**WORK TO BE COMPLETED:** Output all lines exactly, with nothing added or dropped.

[Start of SOURCE DATA]

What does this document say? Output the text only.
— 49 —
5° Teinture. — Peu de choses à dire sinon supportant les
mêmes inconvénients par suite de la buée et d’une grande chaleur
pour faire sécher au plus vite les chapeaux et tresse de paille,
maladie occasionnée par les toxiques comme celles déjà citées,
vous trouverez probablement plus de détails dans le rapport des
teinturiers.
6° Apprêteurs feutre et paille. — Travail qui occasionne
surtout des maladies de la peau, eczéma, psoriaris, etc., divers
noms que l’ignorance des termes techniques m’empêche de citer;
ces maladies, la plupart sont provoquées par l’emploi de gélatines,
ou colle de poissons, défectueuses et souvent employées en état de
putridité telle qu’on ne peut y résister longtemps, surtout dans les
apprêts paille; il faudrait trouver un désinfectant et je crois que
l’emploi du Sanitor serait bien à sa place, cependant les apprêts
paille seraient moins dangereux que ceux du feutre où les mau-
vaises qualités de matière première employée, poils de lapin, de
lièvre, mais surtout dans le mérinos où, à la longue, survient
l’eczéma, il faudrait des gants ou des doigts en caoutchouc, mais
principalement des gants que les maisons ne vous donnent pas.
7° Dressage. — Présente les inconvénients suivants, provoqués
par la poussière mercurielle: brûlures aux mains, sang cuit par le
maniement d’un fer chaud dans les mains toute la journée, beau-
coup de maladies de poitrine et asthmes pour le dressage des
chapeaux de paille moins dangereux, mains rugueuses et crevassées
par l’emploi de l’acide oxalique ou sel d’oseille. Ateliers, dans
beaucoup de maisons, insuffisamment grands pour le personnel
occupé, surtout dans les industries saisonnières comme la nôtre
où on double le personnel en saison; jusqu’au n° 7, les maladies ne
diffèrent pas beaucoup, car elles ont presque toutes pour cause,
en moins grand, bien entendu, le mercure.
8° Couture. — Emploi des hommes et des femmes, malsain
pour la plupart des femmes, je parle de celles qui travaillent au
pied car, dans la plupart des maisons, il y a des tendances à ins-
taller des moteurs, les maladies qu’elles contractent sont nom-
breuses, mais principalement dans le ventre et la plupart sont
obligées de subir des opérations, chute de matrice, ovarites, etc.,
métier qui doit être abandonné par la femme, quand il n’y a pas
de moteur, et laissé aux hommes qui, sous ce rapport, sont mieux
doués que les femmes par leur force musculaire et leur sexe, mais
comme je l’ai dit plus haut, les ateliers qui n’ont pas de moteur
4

[End of SOURCE DATA]

**ANSWER TO THIS PROBLEM:**
What does this document say? Output the text only.
— 49 —
5° Teinture. — Peu de choses à dire sinon supportant les
mêmes inconvénients par suite de la buée et d’une grande chaleur
pour faire sécher au plus vite les chapeaux et tresse de paille,
maladie occasionnée par les toxiques comme celles déjà citées,
vous trouverez probablement plus de détails dans le rapport des
teinturiers.
6° Apprêteurs feutre et paille. — Travail qui occasionne
surtout des maladies de la peau, eczéma, psoriaris, etc., divers
noms que l’ignorance des termes techniques m’empêche de citer;
ces maladies, la plupart sont provoquées par l’emploi de gélatines,
ou colle de poissons, défectueuses et souvent employées en état de
putridité telle qu’on ne peut y résister longtemps, surtout dans les
apprêts paille; il faudrait trouver un désinfectant et je crois que
l’emploi du Sanitor serait bien à sa place, cependant les apprêts
paille seraient moins dangereux que ceux du feutre où les mau-
vaises qualités de matière première employée, poils de lapin, de
lièvre, mais surtout dans le mérinos où, à la longue, survient
l’eczéma, il faudrait des gants ou des doigts en caoutchouc, mais
principalement des gants que les maisons ne vous donnent pas.
7° Dressage. — Présente les inconvénients suivants, provoqués
par la poussière mercurielle: brûlures aux mains, sang cuit par le
maniement d’un fer chaud dans les mains toute la journée, beau-
coup de maladies de poitrine et asthmes pour le dressage des
chapeaux de paille moins dangereux, mains rugueuses et crevassées
par l’emploi de l’acide oxalique ou sel d’oseille. Ateliers, dans
beaucoup de maisons, insuffisamment grands pour le personnel
occupé, surtout dans les industries saisonnières comme la nôtre
où on double le personnel en saison; jusqu’au n° 7, les maladies ne
diffèrent pas beaucoup, car elles ont presque toutes pour cause,
en moins grand, bien entendu, le mercure.
8° Couture. — Emploi des hommes et des femmes, malsain
pour la plupart des femmes, je parle de celles qui travaillent au
pied car, dans la plupart des maisons, il y a des tendances à ins-
taller des moteurs, les maladies qu’elles contractent sont nom-
breuses, mais principalement dans le ventre et la plupart sont
obligées de subir des opérations, chute de matrice, ovarites, etc.,
métier qui doit être abandonné par la femme, quand il n’y a pas
de moteur, et laissé aux hommes qui, sous ce rapport, sont mieux
doués que les femmes par leur force musculaire et leur sexe, mais
comme je l’ai dit plus haut, les ateliers qui n’ont pas de moteur
4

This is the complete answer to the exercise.